*** DATASET CONTENT ***

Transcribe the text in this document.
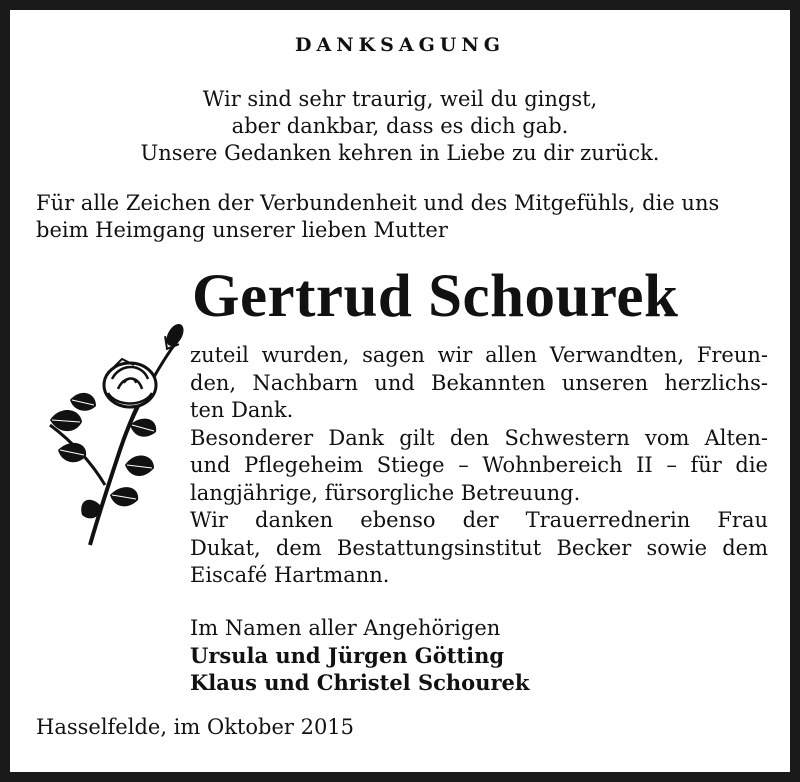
DANKSAGUNG
Wir sind sehr traurig, weil du gingst,
aber dankbar, dass es dich gab.
Unsere Gedanken kehren in Liebe zu dir zurück.
Für alle Zeichen der Verbundenheit und des Mitgefühls, die uns
beim Heimgang unserer lieben Mutter
Gertrud Schourek
zuteil wurden, sagen wir allen Verwandten, Freun-
den, Nachbarn und Bekannten unseren herzlichs-
ten Dank.
Besonderer Dank gilt den Schwestern vom Alten-
und Pflegeheim Stiege – Wohnbereich II – für die
langjährige, fürsorgliche Betreuung.
Wir danken ebenso der Trauerrednerin Frau
Dukat, dem Bestattungsinstitut Becker sowie dem
Eiscafé Hartmann.
Im Namen aller Angehörigen
Ursula und Jürgen Götting
Klaus und Christel Schourek
Hasselfelde, im Oktober 2015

***

TASK STATEMENT: Show the lines that mention the word "Schourek".

EXERCISE OUTPUT:
Gertrud Schourek
Klaus und Christel Schourek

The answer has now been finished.